> TASK GOAL
Look for the string "或不赞同" and copy every line that has it.

_ _ _ _

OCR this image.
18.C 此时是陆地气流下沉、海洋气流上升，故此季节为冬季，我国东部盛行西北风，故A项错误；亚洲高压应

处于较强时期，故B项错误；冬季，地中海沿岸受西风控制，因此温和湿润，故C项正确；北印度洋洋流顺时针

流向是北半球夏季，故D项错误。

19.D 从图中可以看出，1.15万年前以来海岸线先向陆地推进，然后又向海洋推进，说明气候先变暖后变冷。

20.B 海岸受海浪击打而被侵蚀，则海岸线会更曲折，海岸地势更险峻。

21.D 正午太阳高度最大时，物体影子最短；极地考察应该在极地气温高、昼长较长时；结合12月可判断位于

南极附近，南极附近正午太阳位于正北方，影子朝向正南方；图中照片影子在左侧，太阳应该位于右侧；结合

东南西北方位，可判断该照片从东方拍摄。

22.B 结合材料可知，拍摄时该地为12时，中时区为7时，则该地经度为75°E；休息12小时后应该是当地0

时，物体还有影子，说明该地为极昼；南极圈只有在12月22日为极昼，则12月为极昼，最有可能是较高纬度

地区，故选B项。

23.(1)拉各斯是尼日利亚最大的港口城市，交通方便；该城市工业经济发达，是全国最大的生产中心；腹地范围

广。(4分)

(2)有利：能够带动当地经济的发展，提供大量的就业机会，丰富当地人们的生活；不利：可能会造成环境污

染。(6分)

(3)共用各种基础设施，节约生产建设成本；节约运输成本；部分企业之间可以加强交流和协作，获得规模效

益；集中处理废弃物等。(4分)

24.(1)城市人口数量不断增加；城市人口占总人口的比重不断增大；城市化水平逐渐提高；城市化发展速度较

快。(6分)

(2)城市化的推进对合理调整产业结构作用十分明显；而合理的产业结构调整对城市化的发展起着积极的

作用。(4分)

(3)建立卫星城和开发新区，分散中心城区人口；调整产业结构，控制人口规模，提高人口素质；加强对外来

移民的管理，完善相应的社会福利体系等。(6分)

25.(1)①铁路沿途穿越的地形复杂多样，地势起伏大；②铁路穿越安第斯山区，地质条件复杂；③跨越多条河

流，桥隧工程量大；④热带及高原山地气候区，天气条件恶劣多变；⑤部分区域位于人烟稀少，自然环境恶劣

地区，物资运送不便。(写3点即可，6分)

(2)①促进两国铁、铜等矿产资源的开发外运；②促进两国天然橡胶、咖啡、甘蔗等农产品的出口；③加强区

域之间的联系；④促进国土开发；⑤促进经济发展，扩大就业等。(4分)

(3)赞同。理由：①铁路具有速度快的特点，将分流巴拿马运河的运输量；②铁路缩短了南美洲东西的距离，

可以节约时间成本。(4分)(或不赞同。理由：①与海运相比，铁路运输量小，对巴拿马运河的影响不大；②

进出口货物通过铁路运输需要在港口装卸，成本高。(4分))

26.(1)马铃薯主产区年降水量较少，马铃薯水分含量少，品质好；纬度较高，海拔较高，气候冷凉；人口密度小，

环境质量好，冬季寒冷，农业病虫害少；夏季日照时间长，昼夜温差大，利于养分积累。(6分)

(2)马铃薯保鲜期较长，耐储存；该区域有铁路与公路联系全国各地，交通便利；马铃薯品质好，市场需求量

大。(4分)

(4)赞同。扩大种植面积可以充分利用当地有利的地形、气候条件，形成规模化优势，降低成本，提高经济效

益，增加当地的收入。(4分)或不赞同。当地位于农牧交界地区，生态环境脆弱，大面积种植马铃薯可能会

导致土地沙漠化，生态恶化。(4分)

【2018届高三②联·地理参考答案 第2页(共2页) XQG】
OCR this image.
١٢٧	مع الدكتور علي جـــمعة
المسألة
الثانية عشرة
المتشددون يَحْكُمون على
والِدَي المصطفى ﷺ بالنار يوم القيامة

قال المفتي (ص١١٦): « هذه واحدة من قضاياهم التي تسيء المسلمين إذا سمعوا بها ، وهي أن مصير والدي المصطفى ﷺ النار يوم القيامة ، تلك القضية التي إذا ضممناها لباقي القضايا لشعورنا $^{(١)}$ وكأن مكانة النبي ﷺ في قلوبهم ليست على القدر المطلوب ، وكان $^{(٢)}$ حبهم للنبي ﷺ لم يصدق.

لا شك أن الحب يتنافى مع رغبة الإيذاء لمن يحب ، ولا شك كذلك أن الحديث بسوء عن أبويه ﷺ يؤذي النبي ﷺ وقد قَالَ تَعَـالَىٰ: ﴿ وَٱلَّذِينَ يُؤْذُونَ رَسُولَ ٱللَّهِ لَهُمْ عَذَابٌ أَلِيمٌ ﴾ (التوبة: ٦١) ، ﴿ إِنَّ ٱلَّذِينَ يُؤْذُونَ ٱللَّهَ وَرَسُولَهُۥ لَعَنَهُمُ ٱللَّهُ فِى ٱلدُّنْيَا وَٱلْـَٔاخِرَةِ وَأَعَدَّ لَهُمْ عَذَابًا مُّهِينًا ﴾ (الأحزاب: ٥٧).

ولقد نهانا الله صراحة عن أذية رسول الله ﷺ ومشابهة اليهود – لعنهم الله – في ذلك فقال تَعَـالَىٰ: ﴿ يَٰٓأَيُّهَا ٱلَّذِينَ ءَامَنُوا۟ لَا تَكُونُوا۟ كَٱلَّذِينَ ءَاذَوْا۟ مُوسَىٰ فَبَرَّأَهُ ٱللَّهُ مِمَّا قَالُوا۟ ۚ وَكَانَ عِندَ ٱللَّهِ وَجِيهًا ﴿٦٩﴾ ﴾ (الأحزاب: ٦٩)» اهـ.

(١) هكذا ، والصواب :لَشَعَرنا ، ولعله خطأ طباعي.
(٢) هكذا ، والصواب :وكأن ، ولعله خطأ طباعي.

_ _ _ _

> ANSWER TO THIS PROBLEM
可以节约时间成本。(4分)(或不赞同。理由：①与海运相比，铁路运输量小，对巴拿马运河的影响不大；②
益，增加当地的收入。(4分)或不赞同。当地位于农牧交界地区，生态环境脆弱，大面积种植马铃薯可能会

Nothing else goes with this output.